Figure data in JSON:
[start]
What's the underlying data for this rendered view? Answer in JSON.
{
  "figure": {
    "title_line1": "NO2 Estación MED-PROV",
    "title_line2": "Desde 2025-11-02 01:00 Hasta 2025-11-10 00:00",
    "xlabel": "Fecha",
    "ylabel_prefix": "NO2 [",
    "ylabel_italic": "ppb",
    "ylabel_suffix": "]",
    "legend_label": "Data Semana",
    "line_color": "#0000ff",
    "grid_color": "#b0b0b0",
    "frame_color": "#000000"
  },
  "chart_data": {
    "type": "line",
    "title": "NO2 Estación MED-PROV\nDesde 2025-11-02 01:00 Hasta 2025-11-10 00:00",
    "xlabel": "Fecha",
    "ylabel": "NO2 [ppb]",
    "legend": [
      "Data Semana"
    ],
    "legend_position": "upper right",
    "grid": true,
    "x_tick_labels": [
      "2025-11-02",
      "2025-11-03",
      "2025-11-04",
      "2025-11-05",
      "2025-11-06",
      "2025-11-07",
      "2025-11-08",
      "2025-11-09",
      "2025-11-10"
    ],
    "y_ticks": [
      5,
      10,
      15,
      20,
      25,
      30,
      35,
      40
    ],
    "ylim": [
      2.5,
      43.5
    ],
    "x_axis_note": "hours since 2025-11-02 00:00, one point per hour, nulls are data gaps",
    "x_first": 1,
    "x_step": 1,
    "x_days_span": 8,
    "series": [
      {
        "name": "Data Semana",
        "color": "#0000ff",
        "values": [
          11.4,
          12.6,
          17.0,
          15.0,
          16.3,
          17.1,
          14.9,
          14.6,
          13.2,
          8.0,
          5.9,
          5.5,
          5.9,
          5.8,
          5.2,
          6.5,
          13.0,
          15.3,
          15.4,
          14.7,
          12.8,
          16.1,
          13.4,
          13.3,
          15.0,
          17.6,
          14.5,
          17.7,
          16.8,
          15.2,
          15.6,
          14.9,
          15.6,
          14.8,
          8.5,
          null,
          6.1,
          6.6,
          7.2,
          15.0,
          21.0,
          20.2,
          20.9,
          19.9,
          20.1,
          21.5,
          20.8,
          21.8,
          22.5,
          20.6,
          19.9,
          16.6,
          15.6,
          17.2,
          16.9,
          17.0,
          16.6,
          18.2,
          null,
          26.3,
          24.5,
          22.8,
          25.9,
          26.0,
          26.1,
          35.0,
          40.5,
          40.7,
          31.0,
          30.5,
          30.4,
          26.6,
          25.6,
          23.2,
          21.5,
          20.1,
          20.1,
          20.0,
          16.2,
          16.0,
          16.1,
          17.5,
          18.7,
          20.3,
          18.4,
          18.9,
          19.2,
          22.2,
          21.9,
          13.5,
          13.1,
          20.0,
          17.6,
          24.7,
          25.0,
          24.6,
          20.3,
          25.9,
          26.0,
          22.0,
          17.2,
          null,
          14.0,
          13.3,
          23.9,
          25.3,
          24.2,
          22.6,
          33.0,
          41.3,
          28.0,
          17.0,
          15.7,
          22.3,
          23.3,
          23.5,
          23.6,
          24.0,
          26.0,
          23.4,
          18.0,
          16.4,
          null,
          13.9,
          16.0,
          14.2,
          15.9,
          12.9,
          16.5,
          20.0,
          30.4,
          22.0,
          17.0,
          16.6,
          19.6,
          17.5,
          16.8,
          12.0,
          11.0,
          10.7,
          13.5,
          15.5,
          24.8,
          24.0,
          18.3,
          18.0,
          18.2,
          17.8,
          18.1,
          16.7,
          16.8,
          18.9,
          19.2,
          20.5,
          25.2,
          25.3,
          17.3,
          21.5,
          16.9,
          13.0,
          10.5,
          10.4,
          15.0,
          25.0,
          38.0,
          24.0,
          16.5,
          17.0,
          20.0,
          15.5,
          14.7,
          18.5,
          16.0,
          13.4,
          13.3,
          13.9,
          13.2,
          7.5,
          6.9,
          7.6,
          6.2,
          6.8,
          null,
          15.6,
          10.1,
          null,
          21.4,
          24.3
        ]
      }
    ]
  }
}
[end]
Across the data, tally the lines containing "PROV" and give back the number alone.

Written response:
2